Work to be completed
Go through the records and give each one again exactly.

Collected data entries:
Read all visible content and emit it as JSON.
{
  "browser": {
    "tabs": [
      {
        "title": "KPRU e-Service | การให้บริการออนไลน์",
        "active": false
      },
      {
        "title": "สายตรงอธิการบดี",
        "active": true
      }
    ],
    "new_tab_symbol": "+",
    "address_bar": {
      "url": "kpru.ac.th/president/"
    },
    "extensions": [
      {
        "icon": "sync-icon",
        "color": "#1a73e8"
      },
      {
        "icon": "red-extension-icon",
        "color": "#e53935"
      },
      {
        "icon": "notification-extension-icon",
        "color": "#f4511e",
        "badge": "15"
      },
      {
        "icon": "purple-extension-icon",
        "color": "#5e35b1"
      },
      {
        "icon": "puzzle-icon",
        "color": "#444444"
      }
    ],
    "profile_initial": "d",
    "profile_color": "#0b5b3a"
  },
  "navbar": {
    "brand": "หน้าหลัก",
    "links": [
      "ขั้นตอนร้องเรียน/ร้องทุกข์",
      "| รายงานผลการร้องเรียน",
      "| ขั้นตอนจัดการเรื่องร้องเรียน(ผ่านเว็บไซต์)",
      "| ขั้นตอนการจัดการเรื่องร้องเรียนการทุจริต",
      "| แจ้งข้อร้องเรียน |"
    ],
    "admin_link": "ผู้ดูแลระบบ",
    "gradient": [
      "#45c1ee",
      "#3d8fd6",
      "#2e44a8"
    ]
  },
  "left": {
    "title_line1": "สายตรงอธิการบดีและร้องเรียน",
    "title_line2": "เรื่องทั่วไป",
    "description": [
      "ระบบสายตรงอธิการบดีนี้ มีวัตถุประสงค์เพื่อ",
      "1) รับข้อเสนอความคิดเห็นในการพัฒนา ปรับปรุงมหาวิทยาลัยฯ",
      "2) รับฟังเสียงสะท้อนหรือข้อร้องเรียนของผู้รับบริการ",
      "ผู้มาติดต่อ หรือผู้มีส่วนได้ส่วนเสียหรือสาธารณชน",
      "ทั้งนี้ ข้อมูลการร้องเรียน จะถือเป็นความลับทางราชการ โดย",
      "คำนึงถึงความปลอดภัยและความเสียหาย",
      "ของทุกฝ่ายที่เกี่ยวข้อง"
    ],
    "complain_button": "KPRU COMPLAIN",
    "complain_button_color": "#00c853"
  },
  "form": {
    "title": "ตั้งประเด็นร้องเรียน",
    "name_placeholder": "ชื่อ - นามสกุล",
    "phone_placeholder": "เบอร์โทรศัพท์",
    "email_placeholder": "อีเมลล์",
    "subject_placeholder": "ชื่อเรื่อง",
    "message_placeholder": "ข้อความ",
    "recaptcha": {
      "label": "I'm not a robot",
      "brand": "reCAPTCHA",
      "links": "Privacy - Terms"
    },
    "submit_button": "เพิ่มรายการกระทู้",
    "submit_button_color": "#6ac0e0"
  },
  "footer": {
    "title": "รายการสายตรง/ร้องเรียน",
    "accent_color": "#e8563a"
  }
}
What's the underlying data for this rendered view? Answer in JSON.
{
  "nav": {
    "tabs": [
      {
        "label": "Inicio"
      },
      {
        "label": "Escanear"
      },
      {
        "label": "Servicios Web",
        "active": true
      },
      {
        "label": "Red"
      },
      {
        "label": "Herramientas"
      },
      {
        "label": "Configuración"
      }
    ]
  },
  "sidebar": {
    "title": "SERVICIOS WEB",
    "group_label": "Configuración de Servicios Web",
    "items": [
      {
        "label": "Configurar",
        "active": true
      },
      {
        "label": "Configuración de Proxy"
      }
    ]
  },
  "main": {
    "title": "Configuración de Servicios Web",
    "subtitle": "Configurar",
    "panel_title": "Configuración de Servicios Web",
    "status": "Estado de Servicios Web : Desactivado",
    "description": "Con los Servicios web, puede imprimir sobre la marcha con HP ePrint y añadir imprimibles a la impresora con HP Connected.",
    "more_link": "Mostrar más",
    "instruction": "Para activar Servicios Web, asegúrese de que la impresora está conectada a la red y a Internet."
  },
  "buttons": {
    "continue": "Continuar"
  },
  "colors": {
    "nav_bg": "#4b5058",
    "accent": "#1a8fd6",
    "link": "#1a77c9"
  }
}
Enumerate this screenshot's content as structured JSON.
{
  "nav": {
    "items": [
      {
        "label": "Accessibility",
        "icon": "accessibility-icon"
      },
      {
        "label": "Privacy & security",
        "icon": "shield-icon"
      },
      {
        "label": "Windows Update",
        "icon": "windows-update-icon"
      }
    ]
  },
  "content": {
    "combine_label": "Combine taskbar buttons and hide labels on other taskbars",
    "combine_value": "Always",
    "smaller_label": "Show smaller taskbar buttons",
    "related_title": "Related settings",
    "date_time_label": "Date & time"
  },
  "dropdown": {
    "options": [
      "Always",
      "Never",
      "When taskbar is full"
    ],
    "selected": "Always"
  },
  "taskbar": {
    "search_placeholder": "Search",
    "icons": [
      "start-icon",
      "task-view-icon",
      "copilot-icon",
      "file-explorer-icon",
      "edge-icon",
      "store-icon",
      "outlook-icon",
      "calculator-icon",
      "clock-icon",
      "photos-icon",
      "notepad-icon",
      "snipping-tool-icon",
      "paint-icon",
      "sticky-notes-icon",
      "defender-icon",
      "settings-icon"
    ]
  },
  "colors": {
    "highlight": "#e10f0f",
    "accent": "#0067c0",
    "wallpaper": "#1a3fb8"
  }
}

Exercise output
Read all visible content and emit it as JSON.
{
  "browser": {
    "tabs": [
      {
        "title": "KPRU e-Service | การให้บริการออนไลน์",
        "active": false
      },
      {
        "title": "สายตรงอธิการบดี",
        "active": true
      }
    ],
    "new_tab_symbol": "+",
    "address_bar": {
      "url": "kpru.ac.th/president/"
    },
    "extensions": [
      {
        "icon": "sync-icon",
        "color": "#1a73e8"
      },
      {
        "icon": "red-extension-icon",
        "color": "#e53935"
      },
      {
        "icon": "notification-extension-icon",
        "color": "#f4511e",
        "badge": "15"
      },
      {
        "icon": "purple-extension-icon",
        "color": "#5e35b1"
      },
      {
        "icon": "puzzle-icon",
        "color": "#444444"
      }
    ],
    "profile_initial": "d",
    "profile_color": "#0b5b3a"
  },
  "navbar": {
    "brand": "หน้าหลัก",
    "links": [
      "ขั้นตอนร้องเรียน/ร้องทุกข์",
      "| รายงานผลการร้องเรียน",
      "| ขั้นตอนจัดการเรื่องร้องเรียน(ผ่านเว็บไซต์)",
      "| ขั้นตอนการจัดการเรื่องร้องเรียนการทุจริต",
      "| แจ้งข้อร้องเรียน |"
    ],
    "admin_link": "ผู้ดูแลระบบ",
    "gradient": [
      "#45c1ee",
      "#3d8fd6",
      "#2e44a8"
    ]
  },
  "left": {
    "title_line1": "สายตรงอธิการบดีและร้องเรียน",
    "title_line2": "เรื่องทั่วไป",
    "description": [
      "ระบบสายตรงอธิการบดีนี้ มีวัตถุประสงค์เพื่อ",
      "1) รับข้อเสนอความคิดเห็นในการพัฒนา ปรับปรุงมหาวิทยาลัยฯ",
      "2) รับฟังเสียงสะท้อนหรือข้อร้องเรียนของผู้รับบริการ",
      "ผู้มาติดต่อ หรือผู้มีส่วนได้ส่วนเสียหรือสาธารณชน",
      "ทั้งนี้ ข้อมูลการร้องเรียน จะถือเป็นความลับทางราชการ โดย",
      "คำนึงถึงความปลอดภัยและความเสียหาย",
      "ของทุกฝ่ายที่เกี่ยวข้อง"
    ],
    "complain_button": "KPRU COMPLAIN",
    "complain_button_color": "#00c853"
  },
  "form": {
    "title": "ตั้งประเด็นร้องเรียน",
    "name_placeholder": "ชื่อ - นามสกุล",
    "phone_placeholder": "เบอร์โทรศัพท์",
    "email_placeholder": "อีเมลล์",
    "subject_placeholder": "ชื่อเรื่อง",
    "message_placeholder": "ข้อความ",
    "recaptcha": {
      "label": "I'm not a robot",
      "brand": "reCAPTCHA",
      "links": "Privacy - Terms"
    },
    "submit_button": "เพิ่มรายการกระทู้",
    "submit_button_color": "#6ac0e0"
  },
  "footer": {
    "title": "รายการสายตรง/ร้องเรียน",
    "accent_color": "#e8563a"
  }
}
What's the underlying data for this rendered view? Answer in JSON.
{
  "nav": {
    "tabs": [
      {
        "label": "Inicio"
      },
      {
        "label": "Escanear"
      },
      {
        "label": "Servicios Web",
        "active": true
      },
      {
        "label": "Red"
      },
      {
        "label": "Herramientas"
      },
      {
        "label": "Configuración"
      }
    ]
  },
  "sidebar": {
    "title": "SERVICIOS WEB",
    "group_label": "Configuración de Servicios Web",
    "items": [
      {
        "label": "Configurar",
        "active": true
      },
      {
        "label": "Configuración de Proxy"
      }
    ]
  },
  "main": {
    "title": "Configuración de Servicios Web",
    "subtitle": "Configurar",
    "panel_title": "Configuración de Servicios Web",
    "status": "Estado de Servicios Web : Desactivado",
    "description": "Con los Servicios web, puede imprimir sobre la marcha con HP ePrint y añadir imprimibles a la impresora con HP Connected.",
    "more_link": "Mostrar más",
    "instruction": "Para activar Servicios Web, asegúrese de que la impresora está conectada a la red y a Internet."
  },
  "buttons": {
    "continue": "Continuar"
  },
  "colors": {
    "nav_bg": "#4b5058",
    "accent": "#1a8fd6",
    "link": "#1a77c9"
  }
}
Enumerate this screenshot's content as structured JSON.
{
  "nav": {
    "items": [
      {
        "label": "Accessibility",
        "icon": "accessibility-icon"
      },
      {
        "label": "Privacy & security",
        "icon": "shield-icon"
      },
      {
        "label": "Windows Update",
        "icon": "windows-update-icon"
      }
    ]
  },
  "content": {
    "combine_label": "Combine taskbar buttons and hide labels on other taskbars",
    "combine_value": "Always",
    "smaller_label": "Show smaller taskbar buttons",
    "related_title": "Related settings",
    "date_time_label": "Date & time"
  },
  "dropdown": {
    "options": [
      "Always",
      "Never",
      "When taskbar is full"
    ],
    "selected": "Always"
  },
  "taskbar": {
    "search_placeholder": "Search",
    "icons": [
      "start-icon",
      "task-view-icon",
      "copilot-icon",
      "file-explorer-icon",
      "edge-icon",
      "store-icon",
      "outlook-icon",
      "calculator-icon",
      "clock-icon",
      "photos-icon",
      "notepad-icon",
      "snipping-tool-icon",
      "paint-icon",
      "sticky-notes-icon",
      "defender-icon",
      "settings-icon"
    ]
  },
  "colors": {
    "highlight": "#e10f0f",
    "accent": "#0067c0",
    "wallpaper": "#1a3fb8"
  }
}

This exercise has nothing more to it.